> _Aim of the exercise_
Set down all of the entries word for word, omitting the images they contain.

--- Begin Data supplied ---

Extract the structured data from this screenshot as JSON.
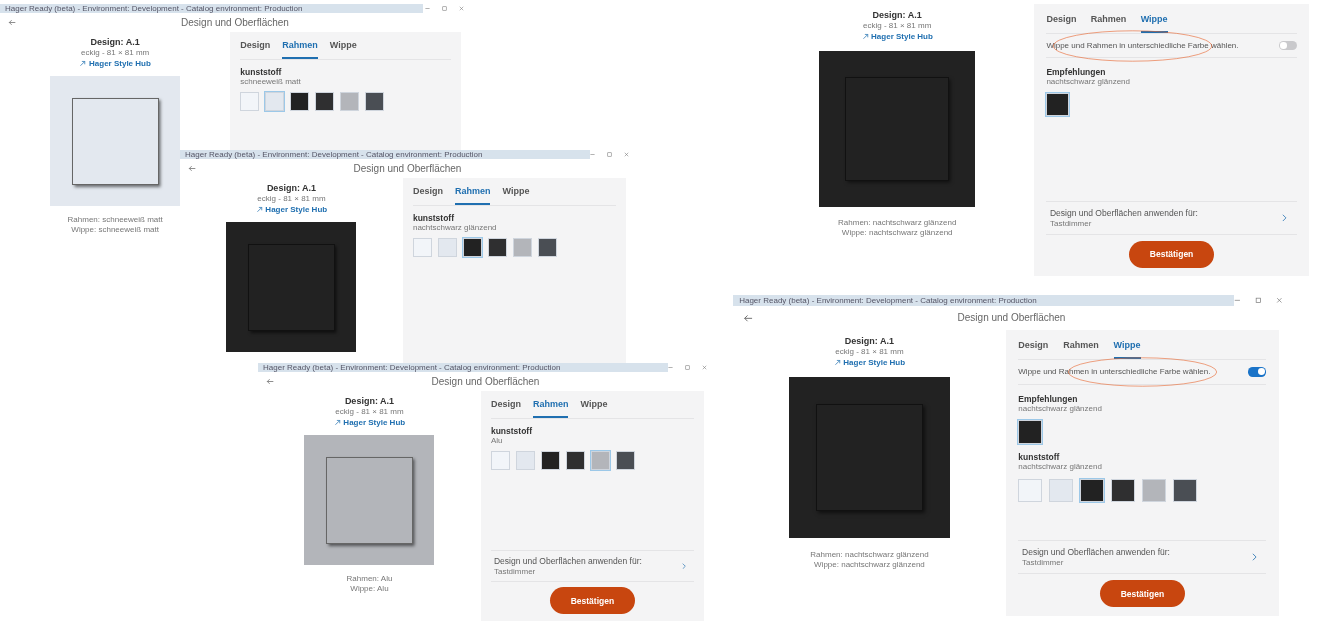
{
  "windows": [
    {
      "title_bar": "Hager Ready (beta) - Environment: Development - Catalog environment: Production",
      "header": "Design und Oberflächen",
      "product": {
        "name": "Design: A.1",
        "dimensions": "eckig - 81 × 81 mm",
        "link": "Hager Style Hub"
      },
      "caption": [
        "Rahmen: schneeweiß matt",
        "Wippe: schneeweiß matt"
      ],
      "tabs": [
        {
          "label": "Design",
          "selected": false
        },
        {
          "label": "Rahmen",
          "selected": true
        },
        {
          "label": "Wippe",
          "selected": false
        }
      ],
      "materials": [
        {
          "title": "kunststoff",
          "subtitle": "schneeweiß matt",
          "swatches": [
            {
              "color": "#f2f5f9",
              "selected": false
            },
            {
              "color": "#e3e8ef",
              "selected": true
            },
            {
              "color": "#222222",
              "selected": false
            },
            {
              "color": "#2f2f30",
              "selected": false
            },
            {
              "color": "#b3b5ba",
              "selected": false
            },
            {
              "color": "#4a4e54",
              "selected": false
            }
          ]
        }
      ]
    },
    {
      "title_bar": "Hager Ready (beta) - Environment: Development - Catalog environment: Production",
      "header": "Design und Oberflächen",
      "product": {
        "name": "Design: A.1",
        "dimensions": "eckig - 81 × 81 mm",
        "link": "Hager Style Hub"
      },
      "tabs": [
        {
          "label": "Design",
          "selected": false
        },
        {
          "label": "Rahmen",
          "selected": true
        },
        {
          "label": "Wippe",
          "selected": false
        }
      ],
      "materials": [
        {
          "title": "kunststoff",
          "subtitle": "nachtschwarz glänzend",
          "swatches": [
            {
              "color": "#f2f5f9",
              "selected": false
            },
            {
              "color": "#e3e8ef",
              "selected": false
            },
            {
              "color": "#222222",
              "selected": true
            },
            {
              "color": "#2f2f30",
              "selected": false
            },
            {
              "color": "#b3b5ba",
              "selected": false
            },
            {
              "color": "#4a4e54",
              "selected": false
            }
          ]
        }
      ]
    },
    {
      "title_bar": "Hager Ready (beta) - Environment: Development - Catalog environment: Production",
      "header": "Design und Oberflächen",
      "product": {
        "name": "Design: A.1",
        "dimensions": "eckig - 81 × 81 mm",
        "link": "Hager Style Hub"
      },
      "caption": [
        "Rahmen: Alu",
        "Wippe: Alu"
      ],
      "tabs": [
        {
          "label": "Design",
          "selected": false
        },
        {
          "label": "Rahmen",
          "selected": true
        },
        {
          "label": "Wippe",
          "selected": false
        }
      ],
      "materials": [
        {
          "title": "kunststoff",
          "subtitle": "Alu",
          "swatches": [
            {
              "color": "#f2f5f9",
              "selected": false
            },
            {
              "color": "#e3e8ef",
              "selected": false
            },
            {
              "color": "#222222",
              "selected": false
            },
            {
              "color": "#2f2f30",
              "selected": false
            },
            {
              "color": "#b3b5ba",
              "selected": true
            },
            {
              "color": "#4a4e54",
              "selected": false
            }
          ]
        }
      ],
      "apply": {
        "title": "Design und Oberflächen anwenden für:",
        "subtitle": "Tastdimmer"
      },
      "confirm_button": "Bestätigen"
    },
    {
      "product": {
        "name": "Design: A.1",
        "dimensions": "eckig - 81 × 81 mm",
        "link": "Hager Style Hub"
      },
      "caption": [
        "Rahmen: nachtschwarz glänzend",
        "Wippe: nachtschwarz glänzend"
      ],
      "tabs": [
        {
          "label": "Design",
          "selected": false
        },
        {
          "label": "Rahmen",
          "selected": false
        },
        {
          "label": "Wippe",
          "selected": true
        }
      ],
      "toggle": {
        "label": "Wippe und Rahmen in unterschiedliche Farbe wählen.",
        "on": false
      },
      "recommendations": {
        "title": "Empfehlungen",
        "subtitle": "nachtschwarz glänzend",
        "swatches": [
          {
            "color": "#222222",
            "selected": true
          }
        ]
      },
      "apply": {
        "title": "Design und Oberflächen anwenden für:",
        "subtitle": "Tastdimmer"
      },
      "confirm_button": "Bestätigen"
    },
    {
      "title_bar": "Hager Ready (beta) - Environment: Development - Catalog environment: Production",
      "header": "Design und Oberflächen",
      "product": {
        "name": "Design: A.1",
        "dimensions": "eckig - 81 × 81 mm",
        "link": "Hager Style Hub"
      },
      "caption": [
        "Rahmen: nachtschwarz glänzend",
        "Wippe: nachtschwarz glänzend"
      ],
      "tabs": [
        {
          "label": "Design",
          "selected": false
        },
        {
          "label": "Rahmen",
          "selected": false
        },
        {
          "label": "Wippe",
          "selected": true
        }
      ],
      "toggle": {
        "label": "Wippe und Rahmen in unterschiedliche Farbe wählen.",
        "on": true
      },
      "recommendations": {
        "title": "Empfehlungen",
        "subtitle": "nachtschwarz glänzend",
        "swatches": [
          {
            "color": "#222222",
            "selected": true
          }
        ]
      },
      "materials": [
        {
          "title": "kunststoff",
          "subtitle": "nachtschwarz glänzend",
          "swatches": [
            {
              "color": "#f2f5f9",
              "selected": false
            },
            {
              "color": "#e3e8ef",
              "selected": false
            },
            {
              "color": "#222222",
              "selected": true
            },
            {
              "color": "#2f2f30",
              "selected": false
            },
            {
              "color": "#b3b5ba",
              "selected": false
            },
            {
              "color": "#4a4e54",
              "selected": false
            }
          ]
        }
      ],
      "apply": {
        "title": "Design und Oberflächen anwenden für:",
        "subtitle": "Tastdimmer"
      },
      "confirm_button": "Bestätigen"
    }
  ]
}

--- End Data supplied ---

> _Exercise response_
Extract the structured data from this screenshot as JSON.
{
  "windows": [
    {
      "title_bar": "Hager Ready (beta) - Environment: Development - Catalog environment: Production",
      "header": "Design und Oberflächen",
      "product": {
        "name": "Design: A.1",
        "dimensions": "eckig - 81 × 81 mm",
        "link": "Hager Style Hub"
      },
      "caption": [
        "Rahmen: schneeweiß matt",
        "Wippe: schneeweiß matt"
      ],
      "tabs": [
        {
          "label": "Design",
          "selected": false
        },
        {
          "label": "Rahmen",
          "selected": true
        },
        {
          "label": "Wippe",
          "selected": false
        }
      ],
      "materials": [
        {
          "title": "kunststoff",
          "subtitle": "schneeweiß matt",
          "swatches": [
            {
              "color": "#f2f5f9",
              "selected": false
            },
            {
              "color": "#e3e8ef",
              "selected": true
            },
            {
              "color": "#222222",
              "selected": false
            },
            {
              "color": "#2f2f30",
              "selected": false
            },
            {
              "color": "#b3b5ba",
              "selected": false
            },
            {
              "color": "#4a4e54",
              "selected": false
            }
          ]
        }
      ]
    },
    {
      "title_bar": "Hager Ready (beta) - Environment: Development - Catalog environment: Production",
      "header": "Design und Oberflächen",
      "product": {
        "name": "Design: A.1",
        "dimensions": "eckig - 81 × 81 mm",
        "link": "Hager Style Hub"
      },
      "tabs": [
        {
          "label": "Design",
          "selected": false
        },
        {
          "label": "Rahmen",
          "selected": true
        },
        {
          "label": "Wippe",
          "selected": false
        }
      ],
      "materials": [
        {
          "title": "kunststoff",
          "subtitle": "nachtschwarz glänzend",
          "swatches": [
            {
              "color": "#f2f5f9",
              "selected": false
            },
            {
              "color": "#e3e8ef",
              "selected": false
            },
            {
              "color": "#222222",
              "selected": true
            },
            {
              "color": "#2f2f30",
              "selected": false
            },
            {
              "color": "#b3b5ba",
              "selected": false
            },
            {
              "color": "#4a4e54",
              "selected": false
            }
          ]
        }
      ]
    },
    {
      "title_bar": "Hager Ready (beta) - Environment: Development - Catalog environment: Production",
      "header": "Design und Oberflächen",
      "product": {
        "name": "Design: A.1",
        "dimensions": "eckig - 81 × 81 mm",
        "link": "Hager Style Hub"
      },
      "caption": [
        "Rahmen: Alu",
        "Wippe: Alu"
      ],
      "tabs": [
        {
          "label": "Design",
          "selected": false
        },
        {
          "label": "Rahmen",
          "selected": true
        },
        {
          "label": "Wippe",
          "selected": false
        }
      ],
      "materials": [
        {
          "title": "kunststoff",
          "subtitle": "Alu",
          "swatches": [
            {
              "color": "#f2f5f9",
              "selected": false
            },
            {
              "color": "#e3e8ef",
              "selected": false
            },
            {
              "color": "#222222",
              "selected": false
            },
            {
              "color": "#2f2f30",
              "selected": false
            },
            {
              "color": "#b3b5ba",
              "selected": true
            },
            {
              "color": "#4a4e54",
              "selected": false
            }
          ]
        }
      ],
      "apply": {
        "title": "Design und Oberflächen anwenden für:",
        "subtitle": "Tastdimmer"
      },
      "confirm_button": "Bestätigen"
    },
    {
      "product": {
        "name": "Design: A.1",
        "dimensions": "eckig - 81 × 81 mm",
        "link": "Hager Style Hub"
      },
      "caption": [
        "Rahmen: nachtschwarz glänzend",
        "Wippe: nachtschwarz glänzend"
      ],
      "tabs": [
        {
          "label": "Design",
          "selected": false
        },
        {
          "label": "Rahmen",
          "selected": false
        },
        {
          "label": "Wippe",
          "selected": true
        }
      ],
      "toggle": {
        "label": "Wippe und Rahmen in unterschiedliche Farbe wählen.",
        "on": false
      },
      "recommendations": {
        "title": "Empfehlungen",
        "subtitle": "nachtschwarz glänzend",
        "swatches": [
          {
            "color": "#222222",
            "selected": true
          }
        ]
      },
      "apply": {
        "title": "Design und Oberflächen anwenden für:",
        "subtitle": "Tastdimmer"
      },
      "confirm_button": "Bestätigen"
    },
    {
      "title_bar": "Hager Ready (beta) - Environment: Development - Catalog environment: Production",
      "header": "Design und Oberflächen",
      "product": {
        "name": "Design: A.1",
        "dimensions": "eckig - 81 × 81 mm",
        "link": "Hager Style Hub"
      },
      "caption": [
        "Rahmen: nachtschwarz glänzend",
        "Wippe: nachtschwarz glänzend"
      ],
      "tabs": [
        {
          "label": "Design",
          "selected": false
        },
        {
          "label": "Rahmen",
          "selected": false
        },
        {
          "label": "Wippe",
          "selected": true
        }
      ],
      "toggle": {
        "label": "Wippe und Rahmen in unterschiedliche Farbe wählen.",
        "on": true
      },
      "recommendations": {
        "title": "Empfehlungen",
        "subtitle": "nachtschwarz glänzend",
        "swatches": [
          {
            "color": "#222222",
            "selected": true
          }
        ]
      },
      "materials": [
        {
          "title": "kunststoff",
          "subtitle": "nachtschwarz glänzend",
          "swatches": [
            {
              "color": "#f2f5f9",
              "selected": false
            },
            {
              "color": "#e3e8ef",
              "selected": false
            },
            {
              "color": "#222222",
              "selected": true
            },
            {
              "color": "#2f2f30",
              "selected": false
            },
            {
              "color": "#b3b5ba",
              "selected": false
            },
            {
              "color": "#4a4e54",
              "selected": false
            }
          ]
        }
      ],
      "apply": {
        "title": "Design und Oberflächen anwenden für:",
        "subtitle": "Tastdimmer"
      },
      "confirm_button": "Bestätigen"
    }
  ]
}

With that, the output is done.